WRITTEN EXERCISE
Lift out each line of the data that holds "Gestione".

▬▬▬▬▬▬

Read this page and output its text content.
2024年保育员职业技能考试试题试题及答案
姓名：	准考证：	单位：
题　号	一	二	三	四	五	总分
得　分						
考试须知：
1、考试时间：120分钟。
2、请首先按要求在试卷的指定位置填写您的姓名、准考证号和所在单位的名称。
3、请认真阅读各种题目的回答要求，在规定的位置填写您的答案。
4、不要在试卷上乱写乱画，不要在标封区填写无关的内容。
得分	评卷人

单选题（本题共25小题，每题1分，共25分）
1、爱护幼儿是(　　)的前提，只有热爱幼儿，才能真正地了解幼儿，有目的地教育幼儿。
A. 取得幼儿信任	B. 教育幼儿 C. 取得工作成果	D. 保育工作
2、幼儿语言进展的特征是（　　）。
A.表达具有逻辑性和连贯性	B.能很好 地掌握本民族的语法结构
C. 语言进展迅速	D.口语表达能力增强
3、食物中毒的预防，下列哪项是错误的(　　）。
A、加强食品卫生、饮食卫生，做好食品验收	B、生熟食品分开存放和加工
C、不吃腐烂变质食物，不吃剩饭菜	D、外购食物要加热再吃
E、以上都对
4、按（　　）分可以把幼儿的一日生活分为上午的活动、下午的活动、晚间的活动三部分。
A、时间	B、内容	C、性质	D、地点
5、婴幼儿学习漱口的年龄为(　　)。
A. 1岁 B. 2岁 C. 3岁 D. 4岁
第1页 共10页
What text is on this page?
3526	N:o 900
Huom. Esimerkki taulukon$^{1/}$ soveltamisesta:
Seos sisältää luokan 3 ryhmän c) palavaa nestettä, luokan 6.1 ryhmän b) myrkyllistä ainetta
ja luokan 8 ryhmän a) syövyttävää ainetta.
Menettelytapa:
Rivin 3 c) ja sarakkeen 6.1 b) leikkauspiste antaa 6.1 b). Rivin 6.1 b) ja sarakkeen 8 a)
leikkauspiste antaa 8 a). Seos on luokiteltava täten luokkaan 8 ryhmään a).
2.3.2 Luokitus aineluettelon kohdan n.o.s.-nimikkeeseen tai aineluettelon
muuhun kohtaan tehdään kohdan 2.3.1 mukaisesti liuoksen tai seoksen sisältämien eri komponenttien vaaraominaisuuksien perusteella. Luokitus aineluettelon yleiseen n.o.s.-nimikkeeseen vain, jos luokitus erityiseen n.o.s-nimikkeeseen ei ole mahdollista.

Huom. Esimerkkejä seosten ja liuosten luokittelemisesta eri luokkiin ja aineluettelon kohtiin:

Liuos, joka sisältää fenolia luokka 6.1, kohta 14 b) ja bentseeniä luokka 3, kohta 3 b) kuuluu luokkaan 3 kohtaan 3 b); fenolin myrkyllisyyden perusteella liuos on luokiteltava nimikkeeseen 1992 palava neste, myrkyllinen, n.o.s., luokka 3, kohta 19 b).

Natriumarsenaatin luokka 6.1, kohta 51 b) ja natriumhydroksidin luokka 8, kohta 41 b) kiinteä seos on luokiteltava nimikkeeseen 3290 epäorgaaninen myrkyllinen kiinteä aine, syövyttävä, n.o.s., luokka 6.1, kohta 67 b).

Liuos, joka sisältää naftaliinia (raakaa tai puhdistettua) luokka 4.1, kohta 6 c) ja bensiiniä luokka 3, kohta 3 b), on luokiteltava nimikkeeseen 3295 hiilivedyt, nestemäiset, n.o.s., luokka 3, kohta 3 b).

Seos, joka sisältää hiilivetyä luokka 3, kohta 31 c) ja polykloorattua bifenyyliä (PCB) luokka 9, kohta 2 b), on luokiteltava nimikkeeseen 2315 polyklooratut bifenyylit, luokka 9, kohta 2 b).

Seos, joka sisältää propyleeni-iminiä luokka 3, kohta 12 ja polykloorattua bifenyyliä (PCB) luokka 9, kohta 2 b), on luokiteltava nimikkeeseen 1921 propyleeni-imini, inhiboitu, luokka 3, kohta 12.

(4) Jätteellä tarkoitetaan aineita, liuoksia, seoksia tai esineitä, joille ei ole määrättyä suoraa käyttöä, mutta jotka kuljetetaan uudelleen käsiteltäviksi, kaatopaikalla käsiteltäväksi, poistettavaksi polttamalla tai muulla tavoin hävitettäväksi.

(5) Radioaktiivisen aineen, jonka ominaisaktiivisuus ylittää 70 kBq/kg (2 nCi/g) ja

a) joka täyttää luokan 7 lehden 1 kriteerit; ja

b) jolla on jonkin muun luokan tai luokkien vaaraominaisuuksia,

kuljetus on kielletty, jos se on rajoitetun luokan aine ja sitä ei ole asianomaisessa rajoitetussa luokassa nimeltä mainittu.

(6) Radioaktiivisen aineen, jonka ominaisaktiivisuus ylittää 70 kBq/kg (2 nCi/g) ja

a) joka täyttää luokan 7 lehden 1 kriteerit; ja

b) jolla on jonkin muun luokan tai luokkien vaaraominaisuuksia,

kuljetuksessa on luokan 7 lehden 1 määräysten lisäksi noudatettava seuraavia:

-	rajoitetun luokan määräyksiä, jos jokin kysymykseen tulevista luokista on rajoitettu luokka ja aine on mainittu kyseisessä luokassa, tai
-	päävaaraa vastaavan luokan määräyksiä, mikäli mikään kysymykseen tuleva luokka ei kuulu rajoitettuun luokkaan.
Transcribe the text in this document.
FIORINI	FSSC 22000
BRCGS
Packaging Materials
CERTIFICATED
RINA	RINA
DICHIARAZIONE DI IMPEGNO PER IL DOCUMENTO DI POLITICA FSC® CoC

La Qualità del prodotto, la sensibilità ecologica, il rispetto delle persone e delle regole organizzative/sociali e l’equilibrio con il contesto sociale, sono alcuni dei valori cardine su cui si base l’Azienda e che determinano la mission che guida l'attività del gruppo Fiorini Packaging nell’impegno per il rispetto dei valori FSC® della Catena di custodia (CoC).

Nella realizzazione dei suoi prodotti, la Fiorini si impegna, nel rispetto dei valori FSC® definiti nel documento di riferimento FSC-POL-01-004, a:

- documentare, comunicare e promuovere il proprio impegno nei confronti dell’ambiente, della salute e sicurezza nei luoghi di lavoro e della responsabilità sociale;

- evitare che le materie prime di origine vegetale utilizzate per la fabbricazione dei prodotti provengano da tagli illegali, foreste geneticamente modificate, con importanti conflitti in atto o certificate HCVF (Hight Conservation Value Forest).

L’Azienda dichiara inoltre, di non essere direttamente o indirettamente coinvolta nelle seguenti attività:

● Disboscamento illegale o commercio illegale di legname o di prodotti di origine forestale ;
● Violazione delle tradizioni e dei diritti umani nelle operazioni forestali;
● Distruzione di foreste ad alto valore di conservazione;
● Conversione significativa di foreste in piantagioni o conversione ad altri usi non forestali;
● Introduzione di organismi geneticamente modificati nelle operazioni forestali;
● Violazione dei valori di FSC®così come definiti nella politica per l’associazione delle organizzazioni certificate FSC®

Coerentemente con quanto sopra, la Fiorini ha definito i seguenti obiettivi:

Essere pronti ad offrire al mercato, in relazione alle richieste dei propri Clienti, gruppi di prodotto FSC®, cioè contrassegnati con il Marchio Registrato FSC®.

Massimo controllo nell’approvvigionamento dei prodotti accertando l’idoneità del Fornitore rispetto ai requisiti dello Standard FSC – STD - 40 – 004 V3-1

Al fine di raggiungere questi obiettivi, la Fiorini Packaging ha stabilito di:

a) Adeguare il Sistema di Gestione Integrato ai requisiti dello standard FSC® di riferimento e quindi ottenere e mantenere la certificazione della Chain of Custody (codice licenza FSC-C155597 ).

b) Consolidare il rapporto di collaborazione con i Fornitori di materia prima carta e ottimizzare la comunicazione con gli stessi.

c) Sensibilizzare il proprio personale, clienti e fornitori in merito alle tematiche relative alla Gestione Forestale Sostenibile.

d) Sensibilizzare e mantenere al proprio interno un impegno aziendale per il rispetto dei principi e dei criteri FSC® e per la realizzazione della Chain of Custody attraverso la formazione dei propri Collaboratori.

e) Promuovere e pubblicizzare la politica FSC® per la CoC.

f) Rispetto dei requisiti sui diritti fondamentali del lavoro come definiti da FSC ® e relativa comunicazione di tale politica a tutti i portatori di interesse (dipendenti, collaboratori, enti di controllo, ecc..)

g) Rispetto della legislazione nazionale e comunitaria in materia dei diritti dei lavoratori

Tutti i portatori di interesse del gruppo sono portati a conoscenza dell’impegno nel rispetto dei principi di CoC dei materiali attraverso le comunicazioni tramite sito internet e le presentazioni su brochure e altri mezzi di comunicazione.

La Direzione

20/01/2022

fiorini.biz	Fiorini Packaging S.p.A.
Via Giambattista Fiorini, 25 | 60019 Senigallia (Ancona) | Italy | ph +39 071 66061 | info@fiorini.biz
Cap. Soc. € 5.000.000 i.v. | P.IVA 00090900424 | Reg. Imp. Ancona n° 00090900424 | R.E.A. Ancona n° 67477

▬▬▬▬▬▬

THE OUTPUT
a) Adeguare il Sistema di Gestione Integrato ai requisiti dello standard FSC® di riferimento e quindi ottenere e mantenere la certificazione della Chain of Custody (codice licenza FSC-C155597 ).
c) Sensibilizzare il proprio personale, clienti e fornitori in merito alle tematiche relative alla Gestione Forestale Sostenibile.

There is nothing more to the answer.